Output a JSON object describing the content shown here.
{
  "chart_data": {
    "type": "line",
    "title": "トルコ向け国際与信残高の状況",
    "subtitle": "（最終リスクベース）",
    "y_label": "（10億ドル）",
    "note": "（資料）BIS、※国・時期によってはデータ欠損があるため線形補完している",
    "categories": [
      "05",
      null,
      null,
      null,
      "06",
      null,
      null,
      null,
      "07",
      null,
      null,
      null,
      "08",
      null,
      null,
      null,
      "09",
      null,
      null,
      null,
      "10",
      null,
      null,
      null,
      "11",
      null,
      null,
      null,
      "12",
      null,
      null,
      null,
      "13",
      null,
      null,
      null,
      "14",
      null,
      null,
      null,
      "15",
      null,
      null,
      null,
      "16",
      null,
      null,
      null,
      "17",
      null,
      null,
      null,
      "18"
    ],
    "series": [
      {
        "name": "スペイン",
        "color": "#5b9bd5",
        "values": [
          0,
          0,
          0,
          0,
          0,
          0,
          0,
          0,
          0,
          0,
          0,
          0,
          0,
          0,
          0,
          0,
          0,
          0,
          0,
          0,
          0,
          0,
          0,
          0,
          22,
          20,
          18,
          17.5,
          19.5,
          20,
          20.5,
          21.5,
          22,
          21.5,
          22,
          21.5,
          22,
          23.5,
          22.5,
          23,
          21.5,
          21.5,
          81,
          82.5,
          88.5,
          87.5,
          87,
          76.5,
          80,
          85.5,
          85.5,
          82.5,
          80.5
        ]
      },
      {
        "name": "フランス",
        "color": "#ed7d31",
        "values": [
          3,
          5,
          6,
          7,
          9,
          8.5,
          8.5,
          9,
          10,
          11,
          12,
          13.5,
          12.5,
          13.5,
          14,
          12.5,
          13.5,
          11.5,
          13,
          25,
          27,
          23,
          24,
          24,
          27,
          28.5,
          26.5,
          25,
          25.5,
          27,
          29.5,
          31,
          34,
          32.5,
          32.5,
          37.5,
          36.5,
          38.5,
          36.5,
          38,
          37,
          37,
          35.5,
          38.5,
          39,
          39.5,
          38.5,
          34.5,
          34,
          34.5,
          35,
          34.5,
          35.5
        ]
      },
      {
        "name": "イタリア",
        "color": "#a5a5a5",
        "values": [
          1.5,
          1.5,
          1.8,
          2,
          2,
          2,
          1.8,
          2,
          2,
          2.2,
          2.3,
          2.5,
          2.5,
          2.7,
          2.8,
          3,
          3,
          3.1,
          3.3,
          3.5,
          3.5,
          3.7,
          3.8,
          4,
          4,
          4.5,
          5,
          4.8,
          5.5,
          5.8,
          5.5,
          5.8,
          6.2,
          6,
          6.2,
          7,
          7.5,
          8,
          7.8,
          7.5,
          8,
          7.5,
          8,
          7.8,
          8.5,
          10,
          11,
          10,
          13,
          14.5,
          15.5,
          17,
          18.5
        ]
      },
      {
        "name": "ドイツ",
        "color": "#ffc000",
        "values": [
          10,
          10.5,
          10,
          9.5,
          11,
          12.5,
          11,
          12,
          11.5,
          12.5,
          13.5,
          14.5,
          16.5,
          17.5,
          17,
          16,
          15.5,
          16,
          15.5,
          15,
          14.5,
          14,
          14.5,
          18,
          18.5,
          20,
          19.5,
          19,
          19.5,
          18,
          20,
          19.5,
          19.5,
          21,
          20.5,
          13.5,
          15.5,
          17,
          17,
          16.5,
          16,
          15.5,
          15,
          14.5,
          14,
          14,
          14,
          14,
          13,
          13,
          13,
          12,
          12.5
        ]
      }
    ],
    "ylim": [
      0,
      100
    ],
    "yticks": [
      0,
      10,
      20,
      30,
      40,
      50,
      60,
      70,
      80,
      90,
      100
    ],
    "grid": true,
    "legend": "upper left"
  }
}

================

→ TASK:
Gather each line in the entries above where the string "color" is found.

→ OUTPUT OF THE EXERCISE:
        "color": "#5b9bd5",
        "color": "#ed7d31",
        "color": "#a5a5a5",
        "color": "#ffc000",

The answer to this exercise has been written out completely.